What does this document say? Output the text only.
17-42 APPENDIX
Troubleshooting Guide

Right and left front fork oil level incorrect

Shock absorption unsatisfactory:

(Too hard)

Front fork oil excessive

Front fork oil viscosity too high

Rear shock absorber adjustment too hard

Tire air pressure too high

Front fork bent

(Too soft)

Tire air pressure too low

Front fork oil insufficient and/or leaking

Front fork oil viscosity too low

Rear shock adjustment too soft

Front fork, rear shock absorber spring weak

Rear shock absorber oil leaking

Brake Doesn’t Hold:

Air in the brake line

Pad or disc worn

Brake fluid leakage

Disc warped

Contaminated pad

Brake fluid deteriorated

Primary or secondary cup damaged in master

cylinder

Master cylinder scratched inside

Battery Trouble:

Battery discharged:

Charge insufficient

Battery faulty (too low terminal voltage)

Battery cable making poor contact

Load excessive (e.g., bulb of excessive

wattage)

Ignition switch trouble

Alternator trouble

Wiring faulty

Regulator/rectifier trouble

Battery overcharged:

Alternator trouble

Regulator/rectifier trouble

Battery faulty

_TASK PROMPT:_ Reproduce the entries above exactly.

_SOLUTION FOR THIS EXERCISE:_
What does this document say? Output the text only.
17-42 APPENDIX
Troubleshooting Guide

Right and left front fork oil level incorrect

Shock absorption unsatisfactory:

(Too hard)

Front fork oil excessive

Front fork oil viscosity too high

Rear shock absorber adjustment too hard

Tire air pressure too high

Front fork bent

(Too soft)

Tire air pressure too low

Front fork oil insufficient and/or leaking

Front fork oil viscosity too low

Rear shock adjustment too soft

Front fork, rear shock absorber spring weak

Rear shock absorber oil leaking

Brake Doesn’t Hold:

Air in the brake line

Pad or disc worn

Brake fluid leakage

Disc warped

Contaminated pad

Brake fluid deteriorated

Primary or secondary cup damaged in master

cylinder

Master cylinder scratched inside

Battery Trouble:

Battery discharged:

Charge insufficient

Battery faulty (too low terminal voltage)

Battery cable making poor contact

Load excessive (e.g., bulb of excessive

wattage)

Ignition switch trouble

Alternator trouble

Wiring faulty

Regulator/rectifier trouble

Battery overcharged:

Alternator trouble

Regulator/rectifier trouble

Battery faulty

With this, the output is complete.